***** Supplied records
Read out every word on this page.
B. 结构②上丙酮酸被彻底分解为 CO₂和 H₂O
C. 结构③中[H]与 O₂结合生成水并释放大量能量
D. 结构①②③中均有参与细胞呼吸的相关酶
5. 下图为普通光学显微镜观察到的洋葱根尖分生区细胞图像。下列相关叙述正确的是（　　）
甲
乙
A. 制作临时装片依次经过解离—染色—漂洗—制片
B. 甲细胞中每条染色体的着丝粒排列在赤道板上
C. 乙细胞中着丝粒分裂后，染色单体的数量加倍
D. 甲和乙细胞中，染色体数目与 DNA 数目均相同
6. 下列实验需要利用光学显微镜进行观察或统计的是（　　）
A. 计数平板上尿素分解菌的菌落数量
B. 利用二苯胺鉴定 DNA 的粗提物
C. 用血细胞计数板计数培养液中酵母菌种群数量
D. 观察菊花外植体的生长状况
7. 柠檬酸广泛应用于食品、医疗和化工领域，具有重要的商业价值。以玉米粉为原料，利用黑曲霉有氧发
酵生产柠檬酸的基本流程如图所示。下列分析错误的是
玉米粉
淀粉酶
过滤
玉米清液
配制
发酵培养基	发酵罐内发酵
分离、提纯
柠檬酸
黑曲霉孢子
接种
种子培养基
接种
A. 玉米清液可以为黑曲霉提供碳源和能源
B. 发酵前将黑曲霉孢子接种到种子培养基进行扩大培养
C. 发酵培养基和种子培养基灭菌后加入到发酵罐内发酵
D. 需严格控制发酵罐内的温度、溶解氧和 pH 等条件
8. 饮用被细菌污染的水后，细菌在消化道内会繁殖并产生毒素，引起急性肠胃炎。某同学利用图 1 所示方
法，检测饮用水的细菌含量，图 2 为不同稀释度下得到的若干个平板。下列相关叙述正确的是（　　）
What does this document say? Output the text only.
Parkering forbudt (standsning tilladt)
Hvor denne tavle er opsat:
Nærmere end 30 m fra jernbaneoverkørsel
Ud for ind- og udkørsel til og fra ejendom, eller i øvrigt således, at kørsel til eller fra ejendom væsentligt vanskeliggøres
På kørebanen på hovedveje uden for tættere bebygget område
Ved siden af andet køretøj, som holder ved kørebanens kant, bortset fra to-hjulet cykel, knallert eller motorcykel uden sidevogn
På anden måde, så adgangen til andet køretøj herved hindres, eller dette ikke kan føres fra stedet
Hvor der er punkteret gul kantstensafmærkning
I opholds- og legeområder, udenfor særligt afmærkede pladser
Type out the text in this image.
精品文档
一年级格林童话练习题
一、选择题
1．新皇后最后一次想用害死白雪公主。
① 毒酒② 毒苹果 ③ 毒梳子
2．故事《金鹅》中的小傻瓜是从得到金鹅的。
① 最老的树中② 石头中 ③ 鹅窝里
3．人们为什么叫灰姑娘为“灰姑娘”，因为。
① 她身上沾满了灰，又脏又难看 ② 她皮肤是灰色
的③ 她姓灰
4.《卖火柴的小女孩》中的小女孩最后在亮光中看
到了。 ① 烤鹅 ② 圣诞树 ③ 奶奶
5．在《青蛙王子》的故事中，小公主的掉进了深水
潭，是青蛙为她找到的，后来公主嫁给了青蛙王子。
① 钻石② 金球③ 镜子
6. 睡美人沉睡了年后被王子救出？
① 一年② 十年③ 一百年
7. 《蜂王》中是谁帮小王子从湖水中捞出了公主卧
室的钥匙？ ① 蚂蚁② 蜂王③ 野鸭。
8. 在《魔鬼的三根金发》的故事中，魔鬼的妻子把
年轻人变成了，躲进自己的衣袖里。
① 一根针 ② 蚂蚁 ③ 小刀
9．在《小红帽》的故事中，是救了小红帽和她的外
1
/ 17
**********
• Given exercise: Show every line from the listing above in which the string "text" appears.

• Exercise result:
What does this document say? Output the text only.
Type out the text in this image.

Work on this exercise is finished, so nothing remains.